## Begin Material

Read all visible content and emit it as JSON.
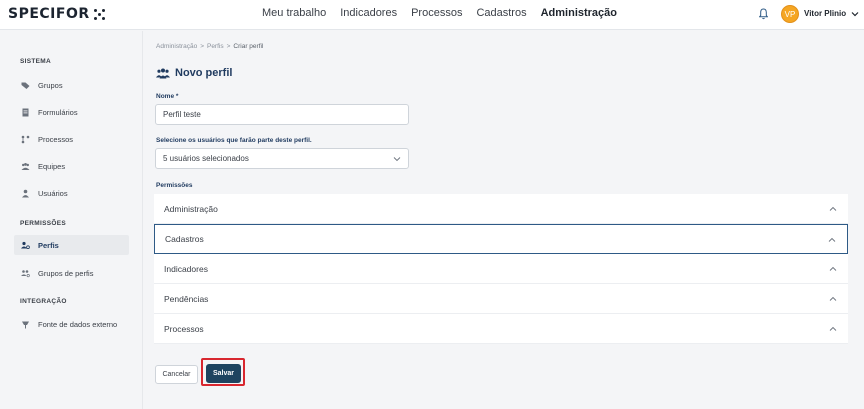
{
  "header": {
    "logo": "SPECIFOR",
    "nav": [
      "Meu trabalho",
      "Indicadores",
      "Processos",
      "Cadastros",
      "Administração"
    ],
    "active_nav": "Administração",
    "avatar_initials": "VP",
    "user_name": "Vitor Plinio",
    "icons": {
      "bell": "bell-icon",
      "chevron": "chevron-down-icon"
    }
  },
  "sidebar": {
    "sections": {
      "sistema": "SISTEMA",
      "permissoes": "PERMISSÕES",
      "integracao": "INTEGRAÇÃO"
    },
    "items": [
      {
        "label": "Grupos",
        "icon": "tag-icon"
      },
      {
        "label": "Formulários",
        "icon": "document-icon"
      },
      {
        "label": "Processos",
        "icon": "flow-icon"
      },
      {
        "label": "Equipes",
        "icon": "team-icon"
      },
      {
        "label": "Usuários",
        "icon": "user-icon"
      },
      {
        "label": "Perfis",
        "icon": "profile-icon",
        "active": true
      },
      {
        "label": "Grupos de perfis",
        "icon": "profile-group-icon"
      },
      {
        "label": "Fonte de dados externo",
        "icon": "plug-icon"
      }
    ]
  },
  "breadcrumb": {
    "items": [
      "Administração",
      "Perfis",
      "Criar perfil"
    ],
    "separator": ">"
  },
  "page": {
    "title": "Novo perfil",
    "title_icon": "users-icon"
  },
  "form": {
    "name_label": "Nome *",
    "name_value": "Perfil teste",
    "users_label": "Selecione os usuários que farão parte deste perfil.",
    "users_value": "5 usuários selecionados",
    "permissions_label": "Permissões",
    "permissions": [
      "Administração",
      "Cadastros",
      "Indicadores",
      "Pendências",
      "Processos"
    ],
    "focused_permission": "Cadastros"
  },
  "actions": {
    "cancel": "Cancelar",
    "save": "Salvar"
  },
  "colors": {
    "primary": "#1e4460",
    "title": "#1f3a5f",
    "avatar": "#f5a623",
    "highlight": "#d8272f"
  }
}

## End Material

Report how many lines of the listing above include the word "Processos". Say nothing but the number.

(Exercise response): 3